[GOAL OF THE EXERCISE] Sift the material for lines containing "label", and return them.

[PROVIDED ENTRIES]
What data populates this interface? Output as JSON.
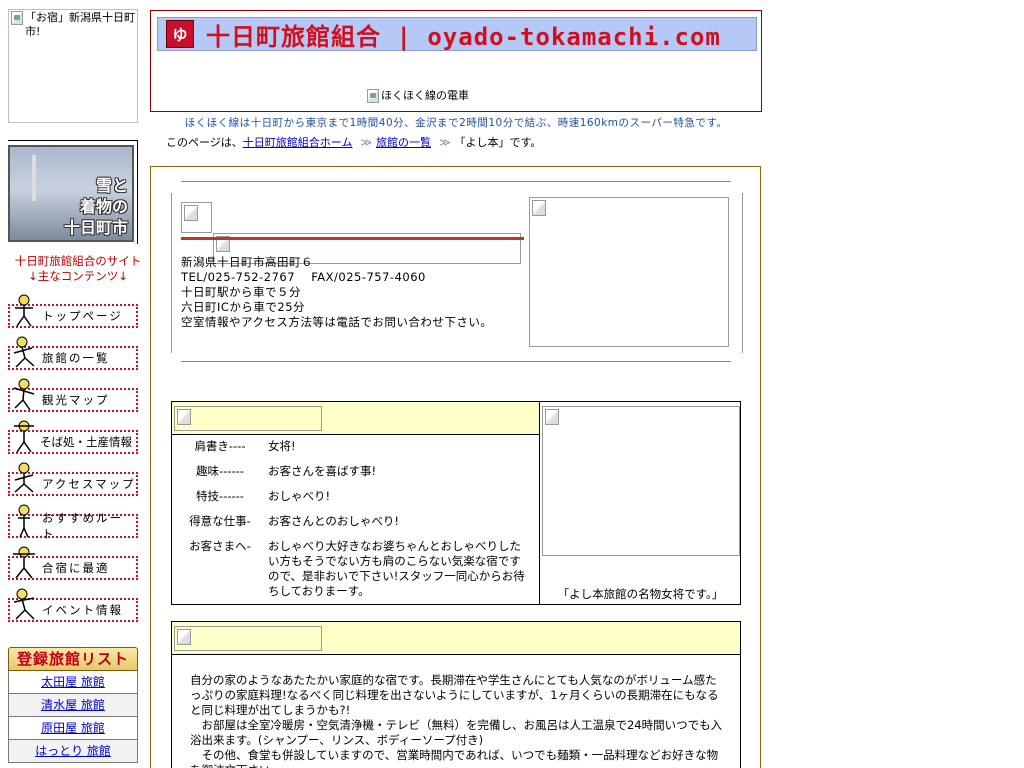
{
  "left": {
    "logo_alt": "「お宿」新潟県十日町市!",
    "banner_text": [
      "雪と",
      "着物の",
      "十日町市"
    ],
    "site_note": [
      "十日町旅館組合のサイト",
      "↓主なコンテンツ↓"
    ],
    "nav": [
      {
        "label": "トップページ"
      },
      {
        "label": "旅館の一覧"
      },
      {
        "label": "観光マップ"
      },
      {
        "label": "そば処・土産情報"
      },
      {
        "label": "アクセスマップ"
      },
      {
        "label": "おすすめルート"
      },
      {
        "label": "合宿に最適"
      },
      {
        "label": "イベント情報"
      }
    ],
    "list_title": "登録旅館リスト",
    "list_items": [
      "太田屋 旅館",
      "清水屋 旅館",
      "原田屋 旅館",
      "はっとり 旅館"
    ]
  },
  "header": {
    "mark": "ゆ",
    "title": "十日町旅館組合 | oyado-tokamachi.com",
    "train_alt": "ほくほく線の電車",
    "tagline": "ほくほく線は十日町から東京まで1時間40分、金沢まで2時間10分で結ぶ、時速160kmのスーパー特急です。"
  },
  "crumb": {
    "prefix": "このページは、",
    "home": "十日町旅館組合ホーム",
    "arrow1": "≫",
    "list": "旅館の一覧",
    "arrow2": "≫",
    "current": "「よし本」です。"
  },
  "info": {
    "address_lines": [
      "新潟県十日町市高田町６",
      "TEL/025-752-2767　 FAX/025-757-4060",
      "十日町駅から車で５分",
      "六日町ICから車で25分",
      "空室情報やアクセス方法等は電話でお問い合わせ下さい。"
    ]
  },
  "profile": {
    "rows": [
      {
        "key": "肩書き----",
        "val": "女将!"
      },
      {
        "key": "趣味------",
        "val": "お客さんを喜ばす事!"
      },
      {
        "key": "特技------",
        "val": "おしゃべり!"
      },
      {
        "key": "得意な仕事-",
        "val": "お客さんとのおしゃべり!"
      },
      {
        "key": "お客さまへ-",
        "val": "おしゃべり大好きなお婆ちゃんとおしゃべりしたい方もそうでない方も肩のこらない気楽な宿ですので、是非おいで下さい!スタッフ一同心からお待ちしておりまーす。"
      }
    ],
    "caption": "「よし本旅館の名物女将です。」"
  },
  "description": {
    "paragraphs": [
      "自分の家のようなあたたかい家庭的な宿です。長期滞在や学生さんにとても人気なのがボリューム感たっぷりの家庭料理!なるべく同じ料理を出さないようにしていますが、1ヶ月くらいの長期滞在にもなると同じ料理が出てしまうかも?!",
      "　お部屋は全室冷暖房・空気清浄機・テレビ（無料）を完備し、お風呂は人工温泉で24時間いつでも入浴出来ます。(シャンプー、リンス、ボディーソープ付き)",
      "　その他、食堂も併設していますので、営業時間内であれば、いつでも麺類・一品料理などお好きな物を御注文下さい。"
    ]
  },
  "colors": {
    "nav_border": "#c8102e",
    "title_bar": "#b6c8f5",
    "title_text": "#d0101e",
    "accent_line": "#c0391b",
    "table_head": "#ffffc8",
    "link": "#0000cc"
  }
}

[ANSWER]
        "label": "トップページ"
        "label": "旅館の一覧"
        "label": "観光マップ"
        "label": "そば処・土産情報"
        "label": "アクセスマップ"
        "label": "おすすめルート"
        "label": "合宿に最適"
        "label": "イベント情報"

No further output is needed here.